§ **WORK INSTRUCTIONS**
Please report every line from the material that contains the word "this".

======

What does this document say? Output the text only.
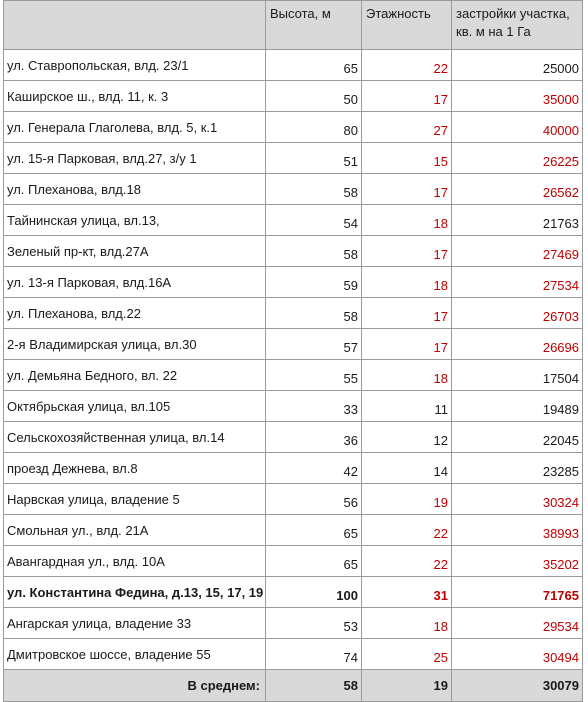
	Высота, м	Этажность	застройки участка,
кв. м на 1 Га
ул. Ставропольская, влд. 23/1	65	22	25000
Каширское ш., влд. 11, к. 3	50	17	35000
ул. Генерала Глаголева, влд. 5, к.1	80	27	40000
ул. 15-я Парковая, влд.27, з/у 1	51	15	26225
ул. Плеханова, влд.18	58	17	26562
Тайнинская улица, вл.13,	54	18	21763
Зеленый пр-кт, влд.27А	58	17	27469
ул. 13-я Парковая, влд.16А	59	18	27534
ул. Плеханова, влд.22	58	17	26703
2-я Владимирская улица, вл.30	57	17	26696
ул. Демьяна Бедного, вл. 22	55	18	17504
Октябрьская улица, вл.105	33	11	19489
Сельскохозяйственная улица, вл.14	36	12	22045
проезд Дежнева, вл.8	42	14	23285
Нарвская улица, владение 5	56	19	30324
Смольная ул., влд. 21А	65	22	38993
Авангардная ул., влд. 10А	65	22	35202
ул. Константина Федина, д.13, 15, 17, 19	100	31	71765
Ангарская улица, владение 33	53	18	29534
Дмитровское шоссе, владение 55	74	25	30494
В среднем:	58	19	30079
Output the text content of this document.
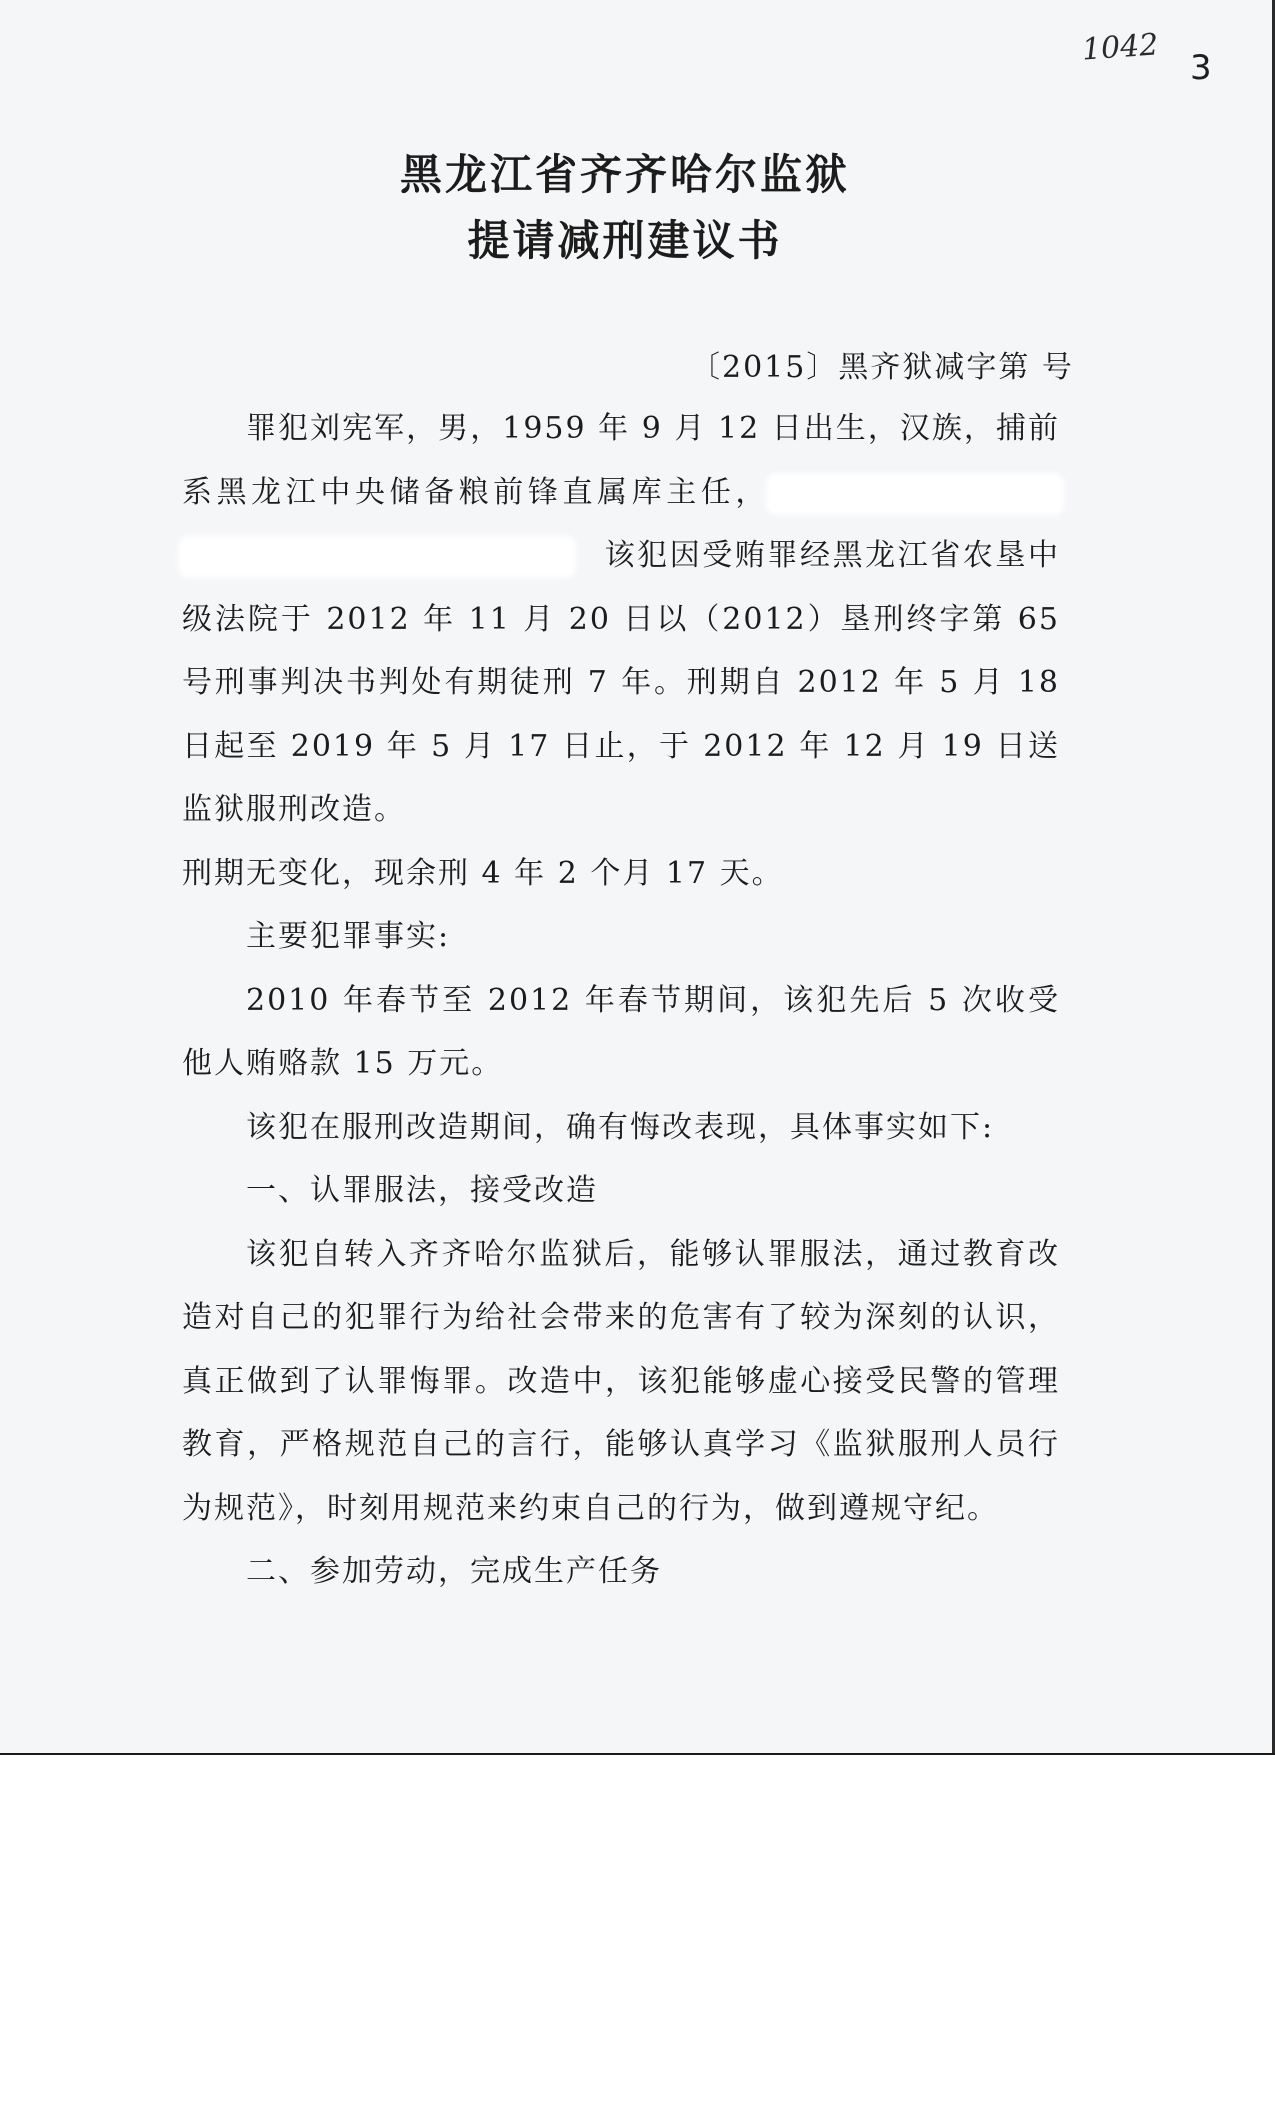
1042
3
黑龙江省齐齐哈尔监狱
提请减刑建议书
〔2015〕黑齐狱减字第 号

罪犯刘宪军，男，1959 年 9 月 12 日出生，汉族，捕前系黑龙江中央储备粮前锋直属库主任， 该犯因受贿罪经黑龙江省农垦中级法院于 2012 年 11 月 20 日以（2012）垦刑终字第 65 号刑事判决书判处有期徒刑 7 年。刑期自 2012 年 5 月 18 日起至 2019 年 5 月 17 日止，于 2012 年 12 月 19 日送监狱服刑改造。

刑期无变化，现余刑 4 年 2 个月 17 天。

主要犯罪事实:

2010 年春节至 2012 年春节期间，该犯先后 5 次收受他人贿赂款 15 万元。

该犯在服刑改造期间，确有悔改表现，具体事实如下:

一、认罪服法，接受改造

该犯自转入齐齐哈尔监狱后，能够认罪服法，通过教育改造对自己的犯罪行为给社会带来的危害有了较为深刻的认识，真正做到了认罪悔罪。改造中，该犯能够虚心接受民警的管理教育，严格规范自己的言行，能够认真学习《监狱服刑人员行为规范》，时刻用规范来约束自己的行为，做到遵规守纪。

二、参加劳动，完成生产任务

======

§ **COMPLETE OUTPUT**
What does this document say? Output the text only.
Output the text content of this document.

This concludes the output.